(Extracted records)
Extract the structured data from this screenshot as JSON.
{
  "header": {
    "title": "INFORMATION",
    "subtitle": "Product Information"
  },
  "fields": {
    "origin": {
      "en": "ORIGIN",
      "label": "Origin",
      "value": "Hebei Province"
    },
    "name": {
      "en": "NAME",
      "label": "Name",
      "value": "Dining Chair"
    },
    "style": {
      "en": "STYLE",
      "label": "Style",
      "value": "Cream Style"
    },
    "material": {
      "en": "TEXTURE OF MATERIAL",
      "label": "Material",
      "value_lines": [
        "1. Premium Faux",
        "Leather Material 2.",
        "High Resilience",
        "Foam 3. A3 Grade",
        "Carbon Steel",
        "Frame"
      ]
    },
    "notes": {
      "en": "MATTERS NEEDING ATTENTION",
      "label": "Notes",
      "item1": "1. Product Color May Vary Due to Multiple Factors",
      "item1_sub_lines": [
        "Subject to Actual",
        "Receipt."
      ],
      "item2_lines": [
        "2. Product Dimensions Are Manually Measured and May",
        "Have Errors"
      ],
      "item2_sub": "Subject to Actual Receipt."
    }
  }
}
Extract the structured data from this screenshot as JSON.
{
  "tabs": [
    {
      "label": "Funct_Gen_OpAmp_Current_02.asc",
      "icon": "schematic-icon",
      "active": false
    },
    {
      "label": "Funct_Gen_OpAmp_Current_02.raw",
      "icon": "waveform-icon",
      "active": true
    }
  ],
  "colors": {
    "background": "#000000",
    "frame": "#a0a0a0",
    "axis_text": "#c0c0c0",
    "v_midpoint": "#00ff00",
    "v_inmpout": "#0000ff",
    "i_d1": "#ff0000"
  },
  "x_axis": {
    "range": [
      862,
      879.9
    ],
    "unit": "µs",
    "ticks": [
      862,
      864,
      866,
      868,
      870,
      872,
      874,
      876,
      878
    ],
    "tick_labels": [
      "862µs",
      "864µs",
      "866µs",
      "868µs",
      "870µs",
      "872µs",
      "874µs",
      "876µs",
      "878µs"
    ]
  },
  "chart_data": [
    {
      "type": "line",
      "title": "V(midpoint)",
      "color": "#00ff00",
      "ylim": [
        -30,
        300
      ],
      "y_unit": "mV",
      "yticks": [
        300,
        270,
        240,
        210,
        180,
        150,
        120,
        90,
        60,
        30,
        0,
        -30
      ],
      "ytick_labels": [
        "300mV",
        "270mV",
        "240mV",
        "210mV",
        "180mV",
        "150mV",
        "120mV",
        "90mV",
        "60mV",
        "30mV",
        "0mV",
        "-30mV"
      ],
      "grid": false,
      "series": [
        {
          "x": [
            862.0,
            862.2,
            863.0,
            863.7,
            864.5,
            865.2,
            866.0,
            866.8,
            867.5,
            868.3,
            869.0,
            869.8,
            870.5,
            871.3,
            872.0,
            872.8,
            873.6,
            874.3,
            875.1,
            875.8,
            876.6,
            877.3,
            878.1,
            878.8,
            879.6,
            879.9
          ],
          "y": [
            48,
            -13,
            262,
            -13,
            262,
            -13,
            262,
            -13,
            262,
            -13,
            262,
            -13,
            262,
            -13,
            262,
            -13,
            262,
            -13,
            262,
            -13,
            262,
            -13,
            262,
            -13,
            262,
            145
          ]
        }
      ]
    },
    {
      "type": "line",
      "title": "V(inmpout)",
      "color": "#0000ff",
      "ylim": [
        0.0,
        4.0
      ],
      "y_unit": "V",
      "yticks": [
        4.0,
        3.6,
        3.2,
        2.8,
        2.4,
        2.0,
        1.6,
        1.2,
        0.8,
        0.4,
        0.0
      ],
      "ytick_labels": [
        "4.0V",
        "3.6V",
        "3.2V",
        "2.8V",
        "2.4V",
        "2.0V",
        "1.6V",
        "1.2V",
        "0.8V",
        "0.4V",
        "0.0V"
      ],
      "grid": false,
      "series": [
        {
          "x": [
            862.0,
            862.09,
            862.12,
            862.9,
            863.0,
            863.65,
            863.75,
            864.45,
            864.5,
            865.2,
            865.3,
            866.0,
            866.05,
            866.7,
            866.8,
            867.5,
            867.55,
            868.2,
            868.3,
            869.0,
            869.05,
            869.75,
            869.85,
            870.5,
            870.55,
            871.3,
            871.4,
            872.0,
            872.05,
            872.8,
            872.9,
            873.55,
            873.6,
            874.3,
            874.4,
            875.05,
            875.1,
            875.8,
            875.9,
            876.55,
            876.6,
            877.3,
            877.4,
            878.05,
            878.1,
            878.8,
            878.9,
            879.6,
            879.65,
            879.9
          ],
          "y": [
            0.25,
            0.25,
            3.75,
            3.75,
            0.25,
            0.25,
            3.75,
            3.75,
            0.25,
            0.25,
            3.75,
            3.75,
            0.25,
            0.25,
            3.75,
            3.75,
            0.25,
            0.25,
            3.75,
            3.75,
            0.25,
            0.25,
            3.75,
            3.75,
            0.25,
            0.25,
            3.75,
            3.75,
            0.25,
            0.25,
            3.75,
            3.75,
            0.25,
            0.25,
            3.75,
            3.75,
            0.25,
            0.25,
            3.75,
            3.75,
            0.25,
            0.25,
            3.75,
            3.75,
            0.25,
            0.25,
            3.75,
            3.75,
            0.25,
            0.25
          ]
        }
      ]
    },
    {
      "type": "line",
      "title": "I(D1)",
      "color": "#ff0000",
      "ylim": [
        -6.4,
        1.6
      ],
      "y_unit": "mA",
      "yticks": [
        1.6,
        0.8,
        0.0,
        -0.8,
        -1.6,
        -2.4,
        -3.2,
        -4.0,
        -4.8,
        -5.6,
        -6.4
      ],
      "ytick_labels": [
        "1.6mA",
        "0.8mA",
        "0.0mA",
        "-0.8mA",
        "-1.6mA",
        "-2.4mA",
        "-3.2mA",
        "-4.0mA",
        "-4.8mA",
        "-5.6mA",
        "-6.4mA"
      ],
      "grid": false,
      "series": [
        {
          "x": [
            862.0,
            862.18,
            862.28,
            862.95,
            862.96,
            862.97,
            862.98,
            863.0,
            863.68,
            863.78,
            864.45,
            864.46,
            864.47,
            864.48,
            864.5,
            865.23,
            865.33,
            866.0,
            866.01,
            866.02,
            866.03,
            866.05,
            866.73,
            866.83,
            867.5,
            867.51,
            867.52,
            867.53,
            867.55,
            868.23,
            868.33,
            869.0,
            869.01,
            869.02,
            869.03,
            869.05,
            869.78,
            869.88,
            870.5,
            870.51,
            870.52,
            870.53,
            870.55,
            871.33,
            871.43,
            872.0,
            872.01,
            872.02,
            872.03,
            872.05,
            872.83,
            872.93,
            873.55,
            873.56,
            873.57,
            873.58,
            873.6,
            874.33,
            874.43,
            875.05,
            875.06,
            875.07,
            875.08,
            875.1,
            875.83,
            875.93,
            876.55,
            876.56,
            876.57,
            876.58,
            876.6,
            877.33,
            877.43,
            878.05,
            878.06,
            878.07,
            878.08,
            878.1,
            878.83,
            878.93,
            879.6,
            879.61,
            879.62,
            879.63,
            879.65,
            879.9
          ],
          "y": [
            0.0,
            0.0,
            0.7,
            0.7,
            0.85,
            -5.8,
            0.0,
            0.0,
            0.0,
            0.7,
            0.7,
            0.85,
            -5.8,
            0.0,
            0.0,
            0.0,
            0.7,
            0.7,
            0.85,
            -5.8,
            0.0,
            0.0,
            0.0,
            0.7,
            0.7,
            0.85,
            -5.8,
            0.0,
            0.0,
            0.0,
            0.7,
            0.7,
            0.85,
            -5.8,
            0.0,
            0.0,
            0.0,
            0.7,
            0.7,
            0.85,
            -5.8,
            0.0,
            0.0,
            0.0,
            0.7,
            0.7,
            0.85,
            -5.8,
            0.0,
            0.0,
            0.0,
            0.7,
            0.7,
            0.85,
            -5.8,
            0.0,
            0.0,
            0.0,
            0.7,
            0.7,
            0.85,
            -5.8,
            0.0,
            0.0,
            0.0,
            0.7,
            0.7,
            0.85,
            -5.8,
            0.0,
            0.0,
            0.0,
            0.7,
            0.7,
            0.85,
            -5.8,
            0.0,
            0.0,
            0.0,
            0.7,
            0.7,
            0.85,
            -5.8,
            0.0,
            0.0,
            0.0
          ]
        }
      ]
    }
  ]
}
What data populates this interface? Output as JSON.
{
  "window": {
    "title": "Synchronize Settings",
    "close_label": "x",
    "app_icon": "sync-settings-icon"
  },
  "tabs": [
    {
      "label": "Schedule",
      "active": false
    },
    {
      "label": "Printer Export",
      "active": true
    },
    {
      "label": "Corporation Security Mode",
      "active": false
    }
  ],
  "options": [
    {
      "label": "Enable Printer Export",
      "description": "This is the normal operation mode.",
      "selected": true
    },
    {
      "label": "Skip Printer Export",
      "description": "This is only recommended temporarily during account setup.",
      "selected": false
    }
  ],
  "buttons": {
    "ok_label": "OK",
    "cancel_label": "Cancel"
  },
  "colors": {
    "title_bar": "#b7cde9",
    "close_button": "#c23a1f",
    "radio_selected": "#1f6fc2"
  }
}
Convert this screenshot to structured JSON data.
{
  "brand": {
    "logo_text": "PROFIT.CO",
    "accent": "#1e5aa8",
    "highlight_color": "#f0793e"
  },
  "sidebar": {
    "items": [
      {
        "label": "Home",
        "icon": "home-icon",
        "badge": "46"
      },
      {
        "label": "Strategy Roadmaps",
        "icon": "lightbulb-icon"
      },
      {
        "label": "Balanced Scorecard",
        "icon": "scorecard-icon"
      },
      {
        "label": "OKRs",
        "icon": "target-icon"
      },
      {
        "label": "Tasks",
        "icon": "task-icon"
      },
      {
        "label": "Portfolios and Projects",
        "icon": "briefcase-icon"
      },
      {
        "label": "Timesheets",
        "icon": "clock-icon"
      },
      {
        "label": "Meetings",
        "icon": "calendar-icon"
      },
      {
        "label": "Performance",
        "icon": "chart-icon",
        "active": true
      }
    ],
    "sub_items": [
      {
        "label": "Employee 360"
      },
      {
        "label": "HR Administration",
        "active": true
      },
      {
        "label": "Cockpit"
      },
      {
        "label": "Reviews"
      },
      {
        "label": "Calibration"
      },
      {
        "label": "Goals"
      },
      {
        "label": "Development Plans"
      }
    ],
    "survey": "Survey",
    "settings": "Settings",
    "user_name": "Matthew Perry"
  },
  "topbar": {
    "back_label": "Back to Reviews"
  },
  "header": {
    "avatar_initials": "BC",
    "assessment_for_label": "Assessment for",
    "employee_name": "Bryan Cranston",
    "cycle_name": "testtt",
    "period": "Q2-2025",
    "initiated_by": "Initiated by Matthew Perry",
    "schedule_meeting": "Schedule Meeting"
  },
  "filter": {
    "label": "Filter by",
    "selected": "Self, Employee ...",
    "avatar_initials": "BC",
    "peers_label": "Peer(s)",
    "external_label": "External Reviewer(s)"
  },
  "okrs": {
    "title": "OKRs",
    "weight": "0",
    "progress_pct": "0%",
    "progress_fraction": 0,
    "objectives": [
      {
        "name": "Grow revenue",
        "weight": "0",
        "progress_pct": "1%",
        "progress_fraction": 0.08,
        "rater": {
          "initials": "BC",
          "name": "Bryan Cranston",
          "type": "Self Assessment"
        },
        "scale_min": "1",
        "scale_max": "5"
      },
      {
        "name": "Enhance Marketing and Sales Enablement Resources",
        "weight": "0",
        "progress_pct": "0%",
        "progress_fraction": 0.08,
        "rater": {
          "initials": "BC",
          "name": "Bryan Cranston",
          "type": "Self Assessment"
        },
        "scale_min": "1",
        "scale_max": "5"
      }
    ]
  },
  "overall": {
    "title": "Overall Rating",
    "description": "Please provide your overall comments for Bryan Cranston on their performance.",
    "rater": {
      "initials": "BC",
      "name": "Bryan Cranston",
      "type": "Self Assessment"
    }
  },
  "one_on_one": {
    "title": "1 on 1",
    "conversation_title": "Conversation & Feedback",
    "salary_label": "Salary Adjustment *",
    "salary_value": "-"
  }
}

▶ _DIRECTIONS FOR THIS TASK_
Which lines contain "Product"? Copy each of them out.

▶ _SOLUTION_
    "subtitle": "Product Information"
      "item1": "1. Product Color May Vary Due to Multiple Factors",
        "2. Product Dimensions Are Manually Measured and May",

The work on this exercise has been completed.